◆ **Listed records**:
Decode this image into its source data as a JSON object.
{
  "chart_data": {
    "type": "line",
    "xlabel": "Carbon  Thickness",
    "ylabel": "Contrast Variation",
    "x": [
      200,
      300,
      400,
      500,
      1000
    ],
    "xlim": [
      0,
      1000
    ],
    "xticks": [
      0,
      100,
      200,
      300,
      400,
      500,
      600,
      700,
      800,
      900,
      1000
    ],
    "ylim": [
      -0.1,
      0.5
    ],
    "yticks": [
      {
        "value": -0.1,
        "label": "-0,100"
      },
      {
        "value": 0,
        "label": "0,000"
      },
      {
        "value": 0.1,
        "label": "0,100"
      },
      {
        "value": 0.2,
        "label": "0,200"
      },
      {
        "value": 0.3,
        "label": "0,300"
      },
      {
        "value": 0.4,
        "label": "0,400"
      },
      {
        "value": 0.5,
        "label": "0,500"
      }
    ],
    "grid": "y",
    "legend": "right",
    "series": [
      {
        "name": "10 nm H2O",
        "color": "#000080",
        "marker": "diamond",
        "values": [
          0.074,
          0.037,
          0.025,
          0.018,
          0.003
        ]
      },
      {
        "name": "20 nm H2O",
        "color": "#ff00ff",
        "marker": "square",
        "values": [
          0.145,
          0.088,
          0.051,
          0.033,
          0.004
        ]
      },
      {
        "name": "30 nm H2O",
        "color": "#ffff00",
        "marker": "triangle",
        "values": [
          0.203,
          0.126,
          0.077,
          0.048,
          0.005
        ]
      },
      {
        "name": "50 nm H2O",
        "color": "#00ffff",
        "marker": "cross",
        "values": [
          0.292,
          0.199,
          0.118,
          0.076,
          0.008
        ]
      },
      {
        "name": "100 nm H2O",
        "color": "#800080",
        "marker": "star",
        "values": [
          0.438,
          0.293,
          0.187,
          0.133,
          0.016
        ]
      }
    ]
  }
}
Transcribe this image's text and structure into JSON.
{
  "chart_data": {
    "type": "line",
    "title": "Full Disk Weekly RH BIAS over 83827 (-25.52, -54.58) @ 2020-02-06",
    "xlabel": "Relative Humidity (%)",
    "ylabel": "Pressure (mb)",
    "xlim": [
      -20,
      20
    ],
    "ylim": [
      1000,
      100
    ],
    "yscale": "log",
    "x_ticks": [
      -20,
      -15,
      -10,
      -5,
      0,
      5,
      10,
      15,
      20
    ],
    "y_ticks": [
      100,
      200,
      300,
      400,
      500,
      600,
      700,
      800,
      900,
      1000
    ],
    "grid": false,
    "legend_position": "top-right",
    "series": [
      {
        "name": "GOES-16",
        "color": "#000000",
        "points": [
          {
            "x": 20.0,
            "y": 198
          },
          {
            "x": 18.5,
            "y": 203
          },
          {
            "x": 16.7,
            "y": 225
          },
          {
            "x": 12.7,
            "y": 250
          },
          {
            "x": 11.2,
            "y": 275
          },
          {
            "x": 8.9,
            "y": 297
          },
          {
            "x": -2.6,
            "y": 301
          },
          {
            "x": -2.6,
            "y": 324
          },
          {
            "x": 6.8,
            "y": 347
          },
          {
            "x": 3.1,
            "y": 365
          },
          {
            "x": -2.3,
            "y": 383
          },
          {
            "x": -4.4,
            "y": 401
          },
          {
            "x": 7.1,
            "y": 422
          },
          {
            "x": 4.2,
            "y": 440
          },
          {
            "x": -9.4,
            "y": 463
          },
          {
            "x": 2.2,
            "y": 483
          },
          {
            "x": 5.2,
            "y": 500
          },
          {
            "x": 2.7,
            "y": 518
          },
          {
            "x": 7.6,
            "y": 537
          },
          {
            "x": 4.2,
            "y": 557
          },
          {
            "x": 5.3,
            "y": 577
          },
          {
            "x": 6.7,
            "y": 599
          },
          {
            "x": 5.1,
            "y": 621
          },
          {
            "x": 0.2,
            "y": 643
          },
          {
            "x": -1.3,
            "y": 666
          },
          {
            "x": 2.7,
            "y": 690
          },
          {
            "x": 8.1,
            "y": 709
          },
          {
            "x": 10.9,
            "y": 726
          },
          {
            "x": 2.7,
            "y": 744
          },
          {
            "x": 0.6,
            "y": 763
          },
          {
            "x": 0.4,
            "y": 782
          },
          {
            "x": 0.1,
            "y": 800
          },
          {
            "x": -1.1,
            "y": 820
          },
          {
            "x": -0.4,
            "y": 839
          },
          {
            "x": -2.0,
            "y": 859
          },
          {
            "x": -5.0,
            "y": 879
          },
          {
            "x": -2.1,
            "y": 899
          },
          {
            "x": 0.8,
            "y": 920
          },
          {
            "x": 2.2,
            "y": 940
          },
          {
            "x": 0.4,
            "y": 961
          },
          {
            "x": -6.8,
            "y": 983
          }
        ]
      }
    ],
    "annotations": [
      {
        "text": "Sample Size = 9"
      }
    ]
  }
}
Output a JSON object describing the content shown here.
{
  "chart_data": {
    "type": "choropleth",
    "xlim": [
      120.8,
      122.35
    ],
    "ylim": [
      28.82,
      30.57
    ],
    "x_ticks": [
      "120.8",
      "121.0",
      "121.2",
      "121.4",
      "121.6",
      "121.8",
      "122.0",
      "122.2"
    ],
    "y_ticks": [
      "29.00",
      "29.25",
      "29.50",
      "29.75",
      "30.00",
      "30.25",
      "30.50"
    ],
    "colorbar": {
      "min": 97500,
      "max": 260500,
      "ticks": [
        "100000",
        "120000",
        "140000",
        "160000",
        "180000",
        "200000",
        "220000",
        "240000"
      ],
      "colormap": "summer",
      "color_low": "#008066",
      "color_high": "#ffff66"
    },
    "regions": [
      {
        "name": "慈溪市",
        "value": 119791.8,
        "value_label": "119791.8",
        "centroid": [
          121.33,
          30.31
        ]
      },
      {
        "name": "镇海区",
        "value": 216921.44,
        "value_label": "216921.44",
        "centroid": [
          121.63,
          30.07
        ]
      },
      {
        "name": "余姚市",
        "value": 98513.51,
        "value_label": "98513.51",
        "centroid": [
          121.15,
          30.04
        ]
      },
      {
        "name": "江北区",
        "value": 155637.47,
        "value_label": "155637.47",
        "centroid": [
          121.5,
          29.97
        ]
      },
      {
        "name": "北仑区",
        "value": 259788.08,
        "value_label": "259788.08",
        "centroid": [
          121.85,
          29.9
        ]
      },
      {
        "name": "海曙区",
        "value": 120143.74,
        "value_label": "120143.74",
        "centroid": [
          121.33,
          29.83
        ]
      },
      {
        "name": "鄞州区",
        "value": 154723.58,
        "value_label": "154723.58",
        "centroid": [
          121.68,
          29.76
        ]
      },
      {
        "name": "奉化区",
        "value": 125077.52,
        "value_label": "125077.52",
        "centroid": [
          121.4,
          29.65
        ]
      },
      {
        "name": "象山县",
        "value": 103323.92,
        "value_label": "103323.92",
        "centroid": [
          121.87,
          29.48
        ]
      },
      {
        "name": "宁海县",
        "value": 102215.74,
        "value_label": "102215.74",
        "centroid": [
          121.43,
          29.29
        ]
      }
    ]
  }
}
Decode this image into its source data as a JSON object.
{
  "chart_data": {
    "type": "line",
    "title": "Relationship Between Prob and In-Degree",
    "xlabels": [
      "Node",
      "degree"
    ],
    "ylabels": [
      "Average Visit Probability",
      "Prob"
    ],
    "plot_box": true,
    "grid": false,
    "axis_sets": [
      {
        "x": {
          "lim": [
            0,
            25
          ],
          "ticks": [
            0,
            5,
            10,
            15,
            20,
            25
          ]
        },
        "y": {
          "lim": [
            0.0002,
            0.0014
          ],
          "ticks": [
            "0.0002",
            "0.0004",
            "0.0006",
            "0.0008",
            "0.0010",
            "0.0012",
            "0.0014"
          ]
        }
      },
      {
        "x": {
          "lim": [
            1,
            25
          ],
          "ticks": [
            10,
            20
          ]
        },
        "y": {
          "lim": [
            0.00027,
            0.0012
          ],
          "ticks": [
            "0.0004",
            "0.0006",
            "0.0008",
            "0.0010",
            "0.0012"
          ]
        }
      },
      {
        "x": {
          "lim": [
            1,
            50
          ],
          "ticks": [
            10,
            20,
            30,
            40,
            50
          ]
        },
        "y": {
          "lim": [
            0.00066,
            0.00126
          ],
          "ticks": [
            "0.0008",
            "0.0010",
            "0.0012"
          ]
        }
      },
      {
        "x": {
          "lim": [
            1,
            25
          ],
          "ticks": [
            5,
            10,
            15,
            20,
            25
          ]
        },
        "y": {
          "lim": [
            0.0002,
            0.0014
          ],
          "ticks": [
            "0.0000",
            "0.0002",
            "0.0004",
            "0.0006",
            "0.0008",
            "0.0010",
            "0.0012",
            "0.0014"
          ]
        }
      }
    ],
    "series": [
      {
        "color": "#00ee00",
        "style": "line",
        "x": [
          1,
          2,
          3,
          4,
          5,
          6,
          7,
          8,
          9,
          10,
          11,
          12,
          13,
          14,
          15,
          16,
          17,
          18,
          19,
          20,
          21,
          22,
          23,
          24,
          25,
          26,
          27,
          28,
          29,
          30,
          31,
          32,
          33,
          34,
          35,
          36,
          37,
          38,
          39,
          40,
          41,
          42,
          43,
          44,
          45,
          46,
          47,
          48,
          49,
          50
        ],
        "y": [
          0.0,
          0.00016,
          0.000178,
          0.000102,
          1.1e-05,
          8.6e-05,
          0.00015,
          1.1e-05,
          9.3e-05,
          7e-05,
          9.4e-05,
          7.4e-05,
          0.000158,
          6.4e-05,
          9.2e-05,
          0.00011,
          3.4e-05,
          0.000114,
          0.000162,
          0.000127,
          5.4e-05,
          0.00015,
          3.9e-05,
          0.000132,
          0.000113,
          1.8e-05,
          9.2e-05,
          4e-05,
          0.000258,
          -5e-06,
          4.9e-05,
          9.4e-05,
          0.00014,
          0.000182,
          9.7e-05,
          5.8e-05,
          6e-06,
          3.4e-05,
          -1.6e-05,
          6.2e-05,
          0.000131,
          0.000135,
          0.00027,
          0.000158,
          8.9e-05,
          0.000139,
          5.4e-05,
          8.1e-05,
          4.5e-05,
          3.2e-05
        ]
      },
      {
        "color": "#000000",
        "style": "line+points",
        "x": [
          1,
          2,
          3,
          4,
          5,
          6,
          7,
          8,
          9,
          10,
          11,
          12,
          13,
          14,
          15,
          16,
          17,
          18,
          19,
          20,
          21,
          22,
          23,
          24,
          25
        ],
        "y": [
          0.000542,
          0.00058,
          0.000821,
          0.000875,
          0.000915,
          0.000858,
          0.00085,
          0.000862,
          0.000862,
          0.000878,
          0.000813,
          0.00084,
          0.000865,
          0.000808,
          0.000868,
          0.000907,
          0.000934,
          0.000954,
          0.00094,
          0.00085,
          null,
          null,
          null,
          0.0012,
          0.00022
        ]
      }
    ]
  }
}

◆ **Your objective**:
Identify all lines where the word "marker" shows up. Copy them.

◆ **Output for this exercise**:
        "marker": "diamond",
        "marker": "square",
        "marker": "triangle",
        "marker": "cross",
        "marker": "star",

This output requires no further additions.